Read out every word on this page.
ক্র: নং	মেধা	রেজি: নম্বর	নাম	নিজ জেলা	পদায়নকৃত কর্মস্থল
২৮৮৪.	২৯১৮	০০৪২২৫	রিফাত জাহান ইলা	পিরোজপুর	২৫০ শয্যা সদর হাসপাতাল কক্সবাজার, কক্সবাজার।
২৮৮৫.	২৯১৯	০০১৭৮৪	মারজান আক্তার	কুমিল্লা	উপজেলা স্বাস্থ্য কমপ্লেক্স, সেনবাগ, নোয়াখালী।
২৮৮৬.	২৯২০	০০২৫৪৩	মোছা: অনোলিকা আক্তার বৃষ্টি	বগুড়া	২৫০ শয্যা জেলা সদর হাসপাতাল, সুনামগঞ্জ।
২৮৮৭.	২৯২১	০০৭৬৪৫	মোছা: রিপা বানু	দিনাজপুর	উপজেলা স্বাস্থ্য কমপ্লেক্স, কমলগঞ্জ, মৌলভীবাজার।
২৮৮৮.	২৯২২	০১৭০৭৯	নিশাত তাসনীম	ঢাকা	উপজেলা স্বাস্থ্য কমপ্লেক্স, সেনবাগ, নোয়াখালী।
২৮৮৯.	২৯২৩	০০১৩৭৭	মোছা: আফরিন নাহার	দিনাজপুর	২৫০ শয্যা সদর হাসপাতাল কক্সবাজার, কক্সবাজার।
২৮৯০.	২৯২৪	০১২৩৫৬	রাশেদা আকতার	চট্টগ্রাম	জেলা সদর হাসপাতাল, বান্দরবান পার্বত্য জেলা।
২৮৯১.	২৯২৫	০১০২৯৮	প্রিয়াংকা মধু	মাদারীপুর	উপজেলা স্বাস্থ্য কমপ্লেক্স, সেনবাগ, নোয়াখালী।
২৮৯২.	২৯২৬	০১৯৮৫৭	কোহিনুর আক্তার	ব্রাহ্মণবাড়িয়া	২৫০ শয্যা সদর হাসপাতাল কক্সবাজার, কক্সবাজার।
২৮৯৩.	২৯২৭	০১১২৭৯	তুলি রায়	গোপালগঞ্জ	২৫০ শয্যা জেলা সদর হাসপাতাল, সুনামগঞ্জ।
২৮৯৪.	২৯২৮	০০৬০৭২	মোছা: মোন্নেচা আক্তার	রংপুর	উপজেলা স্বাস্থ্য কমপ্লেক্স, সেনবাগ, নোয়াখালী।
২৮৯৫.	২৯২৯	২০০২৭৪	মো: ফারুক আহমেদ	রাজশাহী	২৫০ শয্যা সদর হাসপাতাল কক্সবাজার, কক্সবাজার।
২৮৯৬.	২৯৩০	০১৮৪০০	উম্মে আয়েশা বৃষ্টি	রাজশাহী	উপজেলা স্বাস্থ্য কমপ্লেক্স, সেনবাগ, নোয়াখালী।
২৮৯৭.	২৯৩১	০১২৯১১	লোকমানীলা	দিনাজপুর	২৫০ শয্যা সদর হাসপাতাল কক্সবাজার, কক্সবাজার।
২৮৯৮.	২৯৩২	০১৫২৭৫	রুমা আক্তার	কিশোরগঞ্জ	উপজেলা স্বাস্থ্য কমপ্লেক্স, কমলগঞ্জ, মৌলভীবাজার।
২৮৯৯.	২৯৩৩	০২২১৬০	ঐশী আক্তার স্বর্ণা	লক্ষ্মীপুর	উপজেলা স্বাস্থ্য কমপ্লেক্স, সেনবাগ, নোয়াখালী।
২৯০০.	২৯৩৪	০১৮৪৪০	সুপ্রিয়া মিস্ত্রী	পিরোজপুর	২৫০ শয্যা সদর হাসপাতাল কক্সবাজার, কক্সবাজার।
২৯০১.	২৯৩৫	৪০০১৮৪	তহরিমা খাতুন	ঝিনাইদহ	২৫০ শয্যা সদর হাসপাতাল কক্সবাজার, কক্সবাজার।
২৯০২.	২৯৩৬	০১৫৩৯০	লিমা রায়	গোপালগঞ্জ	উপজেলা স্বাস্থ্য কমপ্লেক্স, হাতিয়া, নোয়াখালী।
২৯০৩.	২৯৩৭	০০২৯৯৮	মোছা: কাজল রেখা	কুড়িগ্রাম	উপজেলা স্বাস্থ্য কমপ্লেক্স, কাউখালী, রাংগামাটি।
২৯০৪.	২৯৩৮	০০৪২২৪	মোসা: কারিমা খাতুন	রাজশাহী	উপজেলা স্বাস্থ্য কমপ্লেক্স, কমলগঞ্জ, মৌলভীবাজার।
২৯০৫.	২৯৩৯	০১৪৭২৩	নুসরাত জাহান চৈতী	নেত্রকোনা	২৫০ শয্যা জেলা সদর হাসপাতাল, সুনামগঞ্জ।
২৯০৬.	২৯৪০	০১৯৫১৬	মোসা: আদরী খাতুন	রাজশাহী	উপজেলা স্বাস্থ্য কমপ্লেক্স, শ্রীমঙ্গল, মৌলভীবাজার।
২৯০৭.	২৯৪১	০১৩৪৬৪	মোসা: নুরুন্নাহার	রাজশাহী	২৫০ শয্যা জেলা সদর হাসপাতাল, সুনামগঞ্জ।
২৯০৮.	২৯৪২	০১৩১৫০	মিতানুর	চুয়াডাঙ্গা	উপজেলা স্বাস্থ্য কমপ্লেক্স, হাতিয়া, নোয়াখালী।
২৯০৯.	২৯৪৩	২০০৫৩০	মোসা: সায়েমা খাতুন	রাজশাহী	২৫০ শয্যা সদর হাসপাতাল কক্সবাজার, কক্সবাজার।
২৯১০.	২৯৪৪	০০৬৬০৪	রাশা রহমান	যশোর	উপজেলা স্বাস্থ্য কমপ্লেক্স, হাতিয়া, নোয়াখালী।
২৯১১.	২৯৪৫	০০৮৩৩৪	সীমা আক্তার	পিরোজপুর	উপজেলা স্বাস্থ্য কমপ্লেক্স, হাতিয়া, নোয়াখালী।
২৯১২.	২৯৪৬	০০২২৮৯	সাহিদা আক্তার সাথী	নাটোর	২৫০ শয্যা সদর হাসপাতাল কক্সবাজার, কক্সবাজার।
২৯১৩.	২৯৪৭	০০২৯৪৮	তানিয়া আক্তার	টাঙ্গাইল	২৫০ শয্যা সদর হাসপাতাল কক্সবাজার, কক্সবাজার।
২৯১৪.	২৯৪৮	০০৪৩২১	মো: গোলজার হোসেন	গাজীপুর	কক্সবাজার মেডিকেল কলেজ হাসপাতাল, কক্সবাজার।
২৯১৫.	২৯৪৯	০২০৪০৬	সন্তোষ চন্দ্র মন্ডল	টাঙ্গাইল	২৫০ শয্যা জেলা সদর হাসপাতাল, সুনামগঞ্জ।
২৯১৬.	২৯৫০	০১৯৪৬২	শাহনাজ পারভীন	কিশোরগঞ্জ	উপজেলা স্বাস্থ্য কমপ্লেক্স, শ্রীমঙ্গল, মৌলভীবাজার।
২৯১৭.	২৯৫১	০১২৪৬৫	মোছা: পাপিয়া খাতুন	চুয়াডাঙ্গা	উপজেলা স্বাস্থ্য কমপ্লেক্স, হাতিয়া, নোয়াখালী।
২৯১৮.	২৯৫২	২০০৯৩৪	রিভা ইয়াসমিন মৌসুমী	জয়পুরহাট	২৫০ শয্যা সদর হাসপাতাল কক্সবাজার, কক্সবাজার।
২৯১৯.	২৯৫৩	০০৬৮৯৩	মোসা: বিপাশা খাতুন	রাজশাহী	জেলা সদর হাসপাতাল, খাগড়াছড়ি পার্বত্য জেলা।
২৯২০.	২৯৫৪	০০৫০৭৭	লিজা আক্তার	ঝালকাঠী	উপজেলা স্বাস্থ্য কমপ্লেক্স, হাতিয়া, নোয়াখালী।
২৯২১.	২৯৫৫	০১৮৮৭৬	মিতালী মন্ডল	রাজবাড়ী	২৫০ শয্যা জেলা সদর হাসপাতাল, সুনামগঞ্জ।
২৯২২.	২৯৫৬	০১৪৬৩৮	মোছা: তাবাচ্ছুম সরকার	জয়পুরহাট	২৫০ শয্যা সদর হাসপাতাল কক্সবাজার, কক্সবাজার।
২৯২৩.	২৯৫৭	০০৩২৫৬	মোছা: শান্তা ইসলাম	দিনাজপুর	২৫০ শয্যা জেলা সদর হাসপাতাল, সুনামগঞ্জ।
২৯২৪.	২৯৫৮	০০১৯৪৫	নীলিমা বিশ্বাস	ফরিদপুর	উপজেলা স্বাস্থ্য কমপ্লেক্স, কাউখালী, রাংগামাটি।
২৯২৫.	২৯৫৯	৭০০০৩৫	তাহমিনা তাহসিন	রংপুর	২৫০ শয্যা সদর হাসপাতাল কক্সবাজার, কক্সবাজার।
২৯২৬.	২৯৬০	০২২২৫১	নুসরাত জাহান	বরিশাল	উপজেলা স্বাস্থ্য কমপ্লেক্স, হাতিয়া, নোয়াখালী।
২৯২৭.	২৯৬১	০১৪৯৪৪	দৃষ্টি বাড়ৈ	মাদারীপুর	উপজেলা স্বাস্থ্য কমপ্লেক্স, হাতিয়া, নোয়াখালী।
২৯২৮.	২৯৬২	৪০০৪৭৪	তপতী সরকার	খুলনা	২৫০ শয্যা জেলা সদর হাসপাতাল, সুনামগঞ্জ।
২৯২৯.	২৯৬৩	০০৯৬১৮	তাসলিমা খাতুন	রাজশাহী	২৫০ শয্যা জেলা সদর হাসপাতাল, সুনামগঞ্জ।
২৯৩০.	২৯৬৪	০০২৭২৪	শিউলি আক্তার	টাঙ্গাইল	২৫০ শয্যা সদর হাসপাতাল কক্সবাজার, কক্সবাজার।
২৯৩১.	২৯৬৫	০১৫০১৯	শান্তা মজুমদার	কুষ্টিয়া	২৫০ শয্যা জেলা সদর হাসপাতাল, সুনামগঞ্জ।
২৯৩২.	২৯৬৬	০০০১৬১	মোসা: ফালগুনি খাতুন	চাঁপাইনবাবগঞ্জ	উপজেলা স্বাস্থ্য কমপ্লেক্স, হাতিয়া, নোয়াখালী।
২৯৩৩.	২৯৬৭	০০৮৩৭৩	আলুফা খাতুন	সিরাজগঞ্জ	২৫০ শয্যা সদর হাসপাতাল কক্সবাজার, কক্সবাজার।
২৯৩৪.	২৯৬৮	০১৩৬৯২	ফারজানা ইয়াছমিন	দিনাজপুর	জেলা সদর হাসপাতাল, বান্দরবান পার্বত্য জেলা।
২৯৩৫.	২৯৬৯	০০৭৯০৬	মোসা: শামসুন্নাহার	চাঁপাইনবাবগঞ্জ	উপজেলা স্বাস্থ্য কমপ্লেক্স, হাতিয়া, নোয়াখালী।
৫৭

- _Work instructions_
In the records above, locate each line with the word "কমলগঞ". Copy all such lines.

- _Written answer_
২৮৮৭.	২৯২১	০০৭৬৪৫	মোছা: রিপা বানু	দিনাজপুর	উপজেলা স্বাস্থ্য কমপ্লেক্স, কমলগঞ্জ, মৌলভীবাজার।
২৮৯৮.	২৯৩২	০১৫২৭৫	রুমা আক্তার	কিশোরগঞ্জ	উপজেলা স্বাস্থ্য কমপ্লেক্স, কমলগঞ্জ, মৌলভীবাজার।
২৯০৪.	২৯৩৮	০০৪২২৪	মোসা: কারিমা খাতুন	রাজশাহী	উপজেলা স্বাস্থ্য কমপ্লেক্স, কমলগঞ্জ, মৌলভীবাজার।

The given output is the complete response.